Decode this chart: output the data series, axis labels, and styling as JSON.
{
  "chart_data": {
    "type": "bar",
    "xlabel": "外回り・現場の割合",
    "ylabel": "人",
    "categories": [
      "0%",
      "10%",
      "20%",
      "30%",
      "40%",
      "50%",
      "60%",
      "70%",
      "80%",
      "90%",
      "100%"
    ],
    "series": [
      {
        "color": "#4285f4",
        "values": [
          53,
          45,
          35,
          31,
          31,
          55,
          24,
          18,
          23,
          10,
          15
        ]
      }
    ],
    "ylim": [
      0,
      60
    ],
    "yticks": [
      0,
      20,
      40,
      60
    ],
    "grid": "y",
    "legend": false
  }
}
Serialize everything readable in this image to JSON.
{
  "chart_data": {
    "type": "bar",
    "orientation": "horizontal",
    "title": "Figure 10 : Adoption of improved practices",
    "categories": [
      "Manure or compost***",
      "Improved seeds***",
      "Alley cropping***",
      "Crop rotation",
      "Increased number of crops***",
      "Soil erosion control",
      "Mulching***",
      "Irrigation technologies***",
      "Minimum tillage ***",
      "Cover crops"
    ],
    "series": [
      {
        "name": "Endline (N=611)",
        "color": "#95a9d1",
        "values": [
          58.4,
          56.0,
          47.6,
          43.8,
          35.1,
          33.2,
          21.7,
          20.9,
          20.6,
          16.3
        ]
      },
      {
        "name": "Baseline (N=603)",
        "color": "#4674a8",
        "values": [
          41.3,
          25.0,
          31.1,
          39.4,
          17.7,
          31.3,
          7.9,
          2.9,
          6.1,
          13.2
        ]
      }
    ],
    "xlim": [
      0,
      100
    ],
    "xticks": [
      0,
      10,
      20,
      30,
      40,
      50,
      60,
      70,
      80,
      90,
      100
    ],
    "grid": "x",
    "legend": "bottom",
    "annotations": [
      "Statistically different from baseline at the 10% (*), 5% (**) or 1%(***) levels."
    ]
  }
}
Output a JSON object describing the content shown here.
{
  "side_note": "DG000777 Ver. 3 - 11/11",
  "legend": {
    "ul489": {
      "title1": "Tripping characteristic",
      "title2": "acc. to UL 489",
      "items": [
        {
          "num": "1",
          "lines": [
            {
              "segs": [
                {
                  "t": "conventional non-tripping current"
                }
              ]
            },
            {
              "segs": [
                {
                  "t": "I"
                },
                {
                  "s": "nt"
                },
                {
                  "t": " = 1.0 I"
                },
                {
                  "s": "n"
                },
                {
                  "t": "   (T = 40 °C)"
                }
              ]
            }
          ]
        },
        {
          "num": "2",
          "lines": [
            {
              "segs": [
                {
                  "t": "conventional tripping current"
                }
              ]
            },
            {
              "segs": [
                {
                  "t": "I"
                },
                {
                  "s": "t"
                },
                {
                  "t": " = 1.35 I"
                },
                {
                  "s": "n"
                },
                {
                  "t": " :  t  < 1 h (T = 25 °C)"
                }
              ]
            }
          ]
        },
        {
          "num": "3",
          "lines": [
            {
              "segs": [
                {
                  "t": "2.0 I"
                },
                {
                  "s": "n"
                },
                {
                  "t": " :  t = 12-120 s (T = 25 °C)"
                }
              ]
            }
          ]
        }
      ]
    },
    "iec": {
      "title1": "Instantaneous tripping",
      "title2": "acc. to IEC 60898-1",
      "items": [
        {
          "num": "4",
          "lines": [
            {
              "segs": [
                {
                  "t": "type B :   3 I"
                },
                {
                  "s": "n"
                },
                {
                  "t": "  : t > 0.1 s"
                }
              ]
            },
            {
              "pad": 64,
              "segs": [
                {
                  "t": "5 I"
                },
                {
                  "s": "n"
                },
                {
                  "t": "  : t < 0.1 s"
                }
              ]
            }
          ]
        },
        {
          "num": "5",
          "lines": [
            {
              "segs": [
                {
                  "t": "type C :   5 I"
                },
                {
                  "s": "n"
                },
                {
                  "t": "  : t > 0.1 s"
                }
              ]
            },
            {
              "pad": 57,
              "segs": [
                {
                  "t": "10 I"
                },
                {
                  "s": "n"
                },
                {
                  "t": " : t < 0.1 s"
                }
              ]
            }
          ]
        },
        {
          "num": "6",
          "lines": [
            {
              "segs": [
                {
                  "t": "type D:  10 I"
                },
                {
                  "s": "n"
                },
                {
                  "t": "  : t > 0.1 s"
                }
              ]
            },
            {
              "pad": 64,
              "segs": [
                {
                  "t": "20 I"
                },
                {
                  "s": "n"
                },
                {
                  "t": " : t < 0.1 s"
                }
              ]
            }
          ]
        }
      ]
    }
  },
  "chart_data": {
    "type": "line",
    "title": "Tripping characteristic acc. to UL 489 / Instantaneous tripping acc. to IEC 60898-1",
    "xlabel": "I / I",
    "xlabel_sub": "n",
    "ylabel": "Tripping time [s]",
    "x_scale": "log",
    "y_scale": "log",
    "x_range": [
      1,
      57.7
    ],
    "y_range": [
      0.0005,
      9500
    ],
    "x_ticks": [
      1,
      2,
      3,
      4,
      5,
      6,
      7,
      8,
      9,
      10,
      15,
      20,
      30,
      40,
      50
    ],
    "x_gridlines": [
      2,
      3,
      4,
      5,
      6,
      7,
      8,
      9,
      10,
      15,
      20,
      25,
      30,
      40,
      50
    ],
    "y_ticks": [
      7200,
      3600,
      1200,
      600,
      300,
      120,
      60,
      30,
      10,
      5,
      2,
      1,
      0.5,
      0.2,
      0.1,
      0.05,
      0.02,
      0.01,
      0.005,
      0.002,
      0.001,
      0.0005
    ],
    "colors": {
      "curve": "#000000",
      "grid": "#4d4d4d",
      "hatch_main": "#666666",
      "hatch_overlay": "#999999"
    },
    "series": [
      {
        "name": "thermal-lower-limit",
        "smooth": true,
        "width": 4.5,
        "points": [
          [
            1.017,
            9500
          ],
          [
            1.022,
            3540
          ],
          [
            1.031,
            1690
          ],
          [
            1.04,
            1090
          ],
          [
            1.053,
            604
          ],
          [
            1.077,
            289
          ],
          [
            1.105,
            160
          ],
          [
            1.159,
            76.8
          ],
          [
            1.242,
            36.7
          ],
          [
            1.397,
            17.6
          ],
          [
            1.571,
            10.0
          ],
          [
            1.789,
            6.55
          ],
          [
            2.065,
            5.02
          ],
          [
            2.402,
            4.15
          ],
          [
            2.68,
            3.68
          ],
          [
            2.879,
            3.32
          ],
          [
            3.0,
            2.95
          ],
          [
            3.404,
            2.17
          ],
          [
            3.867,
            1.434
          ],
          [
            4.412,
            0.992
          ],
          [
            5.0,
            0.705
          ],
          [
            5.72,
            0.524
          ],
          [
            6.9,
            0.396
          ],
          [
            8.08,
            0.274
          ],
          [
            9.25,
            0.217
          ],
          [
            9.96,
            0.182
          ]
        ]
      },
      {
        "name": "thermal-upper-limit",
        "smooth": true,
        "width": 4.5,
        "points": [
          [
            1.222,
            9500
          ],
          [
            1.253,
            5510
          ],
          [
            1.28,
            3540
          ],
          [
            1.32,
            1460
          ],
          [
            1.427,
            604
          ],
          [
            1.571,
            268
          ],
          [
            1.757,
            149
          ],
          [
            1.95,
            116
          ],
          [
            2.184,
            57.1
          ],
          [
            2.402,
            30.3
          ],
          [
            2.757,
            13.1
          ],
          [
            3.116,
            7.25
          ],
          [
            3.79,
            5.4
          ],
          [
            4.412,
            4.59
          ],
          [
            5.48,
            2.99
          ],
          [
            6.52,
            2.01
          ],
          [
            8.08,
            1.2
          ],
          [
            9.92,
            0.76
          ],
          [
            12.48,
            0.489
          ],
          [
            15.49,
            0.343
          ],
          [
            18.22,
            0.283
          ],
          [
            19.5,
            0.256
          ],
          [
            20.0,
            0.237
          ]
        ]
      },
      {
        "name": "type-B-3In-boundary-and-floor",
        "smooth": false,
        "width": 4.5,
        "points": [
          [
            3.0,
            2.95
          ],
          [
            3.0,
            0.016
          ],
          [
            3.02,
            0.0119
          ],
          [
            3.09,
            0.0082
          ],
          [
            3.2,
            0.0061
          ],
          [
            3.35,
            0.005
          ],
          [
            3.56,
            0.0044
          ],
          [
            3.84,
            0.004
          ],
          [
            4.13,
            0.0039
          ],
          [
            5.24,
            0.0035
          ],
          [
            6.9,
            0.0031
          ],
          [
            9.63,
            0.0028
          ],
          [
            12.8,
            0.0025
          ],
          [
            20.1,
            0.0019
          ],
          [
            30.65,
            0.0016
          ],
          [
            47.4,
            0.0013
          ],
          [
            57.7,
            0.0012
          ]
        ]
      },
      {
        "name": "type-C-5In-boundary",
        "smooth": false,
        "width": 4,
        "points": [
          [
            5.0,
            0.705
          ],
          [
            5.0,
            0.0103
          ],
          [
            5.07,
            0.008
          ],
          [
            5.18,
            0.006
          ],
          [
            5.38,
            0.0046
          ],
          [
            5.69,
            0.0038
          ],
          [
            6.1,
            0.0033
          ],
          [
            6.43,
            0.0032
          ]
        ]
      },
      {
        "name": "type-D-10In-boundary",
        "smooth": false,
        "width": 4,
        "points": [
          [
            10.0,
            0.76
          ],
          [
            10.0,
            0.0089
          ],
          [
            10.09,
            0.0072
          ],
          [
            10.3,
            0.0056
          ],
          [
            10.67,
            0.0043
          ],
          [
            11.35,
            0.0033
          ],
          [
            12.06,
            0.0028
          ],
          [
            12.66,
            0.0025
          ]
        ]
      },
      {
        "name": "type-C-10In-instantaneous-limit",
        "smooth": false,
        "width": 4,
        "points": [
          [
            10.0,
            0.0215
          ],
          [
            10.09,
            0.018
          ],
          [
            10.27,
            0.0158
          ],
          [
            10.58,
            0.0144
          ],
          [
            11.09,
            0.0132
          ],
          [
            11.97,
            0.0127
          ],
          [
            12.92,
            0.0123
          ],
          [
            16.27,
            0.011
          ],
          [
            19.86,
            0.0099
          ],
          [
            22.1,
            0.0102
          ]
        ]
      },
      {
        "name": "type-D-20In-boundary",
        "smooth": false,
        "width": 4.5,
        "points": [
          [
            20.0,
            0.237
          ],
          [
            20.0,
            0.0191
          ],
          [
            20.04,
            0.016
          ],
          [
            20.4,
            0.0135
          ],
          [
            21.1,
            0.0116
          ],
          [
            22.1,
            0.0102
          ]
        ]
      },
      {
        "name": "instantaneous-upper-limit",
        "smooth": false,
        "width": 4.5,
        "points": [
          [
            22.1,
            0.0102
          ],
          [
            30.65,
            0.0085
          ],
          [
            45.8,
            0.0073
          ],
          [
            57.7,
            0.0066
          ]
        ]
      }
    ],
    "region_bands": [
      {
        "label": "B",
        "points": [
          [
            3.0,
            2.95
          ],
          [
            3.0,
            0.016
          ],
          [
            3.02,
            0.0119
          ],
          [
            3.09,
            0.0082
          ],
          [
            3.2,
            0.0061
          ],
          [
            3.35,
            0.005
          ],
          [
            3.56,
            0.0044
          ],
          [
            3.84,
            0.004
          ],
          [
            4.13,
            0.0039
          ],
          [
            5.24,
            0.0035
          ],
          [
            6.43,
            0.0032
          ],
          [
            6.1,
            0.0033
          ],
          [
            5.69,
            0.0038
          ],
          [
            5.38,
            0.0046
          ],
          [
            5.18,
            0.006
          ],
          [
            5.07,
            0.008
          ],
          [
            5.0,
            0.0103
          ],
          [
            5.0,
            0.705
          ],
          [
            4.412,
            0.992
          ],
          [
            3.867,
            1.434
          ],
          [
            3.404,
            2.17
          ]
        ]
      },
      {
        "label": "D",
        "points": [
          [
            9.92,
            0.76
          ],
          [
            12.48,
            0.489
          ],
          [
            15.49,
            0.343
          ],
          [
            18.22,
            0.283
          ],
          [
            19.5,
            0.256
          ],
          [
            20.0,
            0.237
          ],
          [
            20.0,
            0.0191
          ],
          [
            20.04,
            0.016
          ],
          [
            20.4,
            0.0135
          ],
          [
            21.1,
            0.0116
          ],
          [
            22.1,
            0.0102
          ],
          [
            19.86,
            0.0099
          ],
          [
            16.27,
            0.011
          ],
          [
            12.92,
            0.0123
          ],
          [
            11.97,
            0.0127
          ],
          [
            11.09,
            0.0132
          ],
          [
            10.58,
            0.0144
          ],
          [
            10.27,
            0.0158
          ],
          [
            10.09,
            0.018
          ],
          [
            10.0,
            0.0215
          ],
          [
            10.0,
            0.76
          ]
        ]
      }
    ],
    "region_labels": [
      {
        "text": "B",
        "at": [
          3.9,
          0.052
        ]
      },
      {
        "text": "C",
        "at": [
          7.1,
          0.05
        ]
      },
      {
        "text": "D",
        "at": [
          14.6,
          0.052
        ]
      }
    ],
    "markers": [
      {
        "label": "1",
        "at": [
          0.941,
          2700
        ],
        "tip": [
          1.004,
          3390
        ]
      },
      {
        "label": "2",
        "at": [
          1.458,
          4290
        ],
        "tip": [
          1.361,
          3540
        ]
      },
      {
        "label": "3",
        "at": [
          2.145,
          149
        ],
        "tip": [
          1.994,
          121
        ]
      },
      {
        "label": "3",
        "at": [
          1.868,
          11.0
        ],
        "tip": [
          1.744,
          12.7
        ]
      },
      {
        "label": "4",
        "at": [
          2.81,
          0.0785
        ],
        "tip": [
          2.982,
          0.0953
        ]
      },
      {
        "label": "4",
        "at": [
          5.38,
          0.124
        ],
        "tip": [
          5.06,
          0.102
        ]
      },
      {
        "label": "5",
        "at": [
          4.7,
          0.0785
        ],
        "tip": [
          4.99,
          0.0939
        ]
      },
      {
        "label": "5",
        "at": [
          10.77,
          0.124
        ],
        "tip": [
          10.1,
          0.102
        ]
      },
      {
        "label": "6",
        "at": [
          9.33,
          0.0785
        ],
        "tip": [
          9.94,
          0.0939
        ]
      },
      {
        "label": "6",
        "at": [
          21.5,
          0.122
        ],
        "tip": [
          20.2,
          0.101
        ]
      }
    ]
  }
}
· · · · ·
Where does the word "this" appear? Return each line that holds it.

Decode this chart: output the data series, axis labels, and styling as JSON.
Serialize everything readable in this image to JSON.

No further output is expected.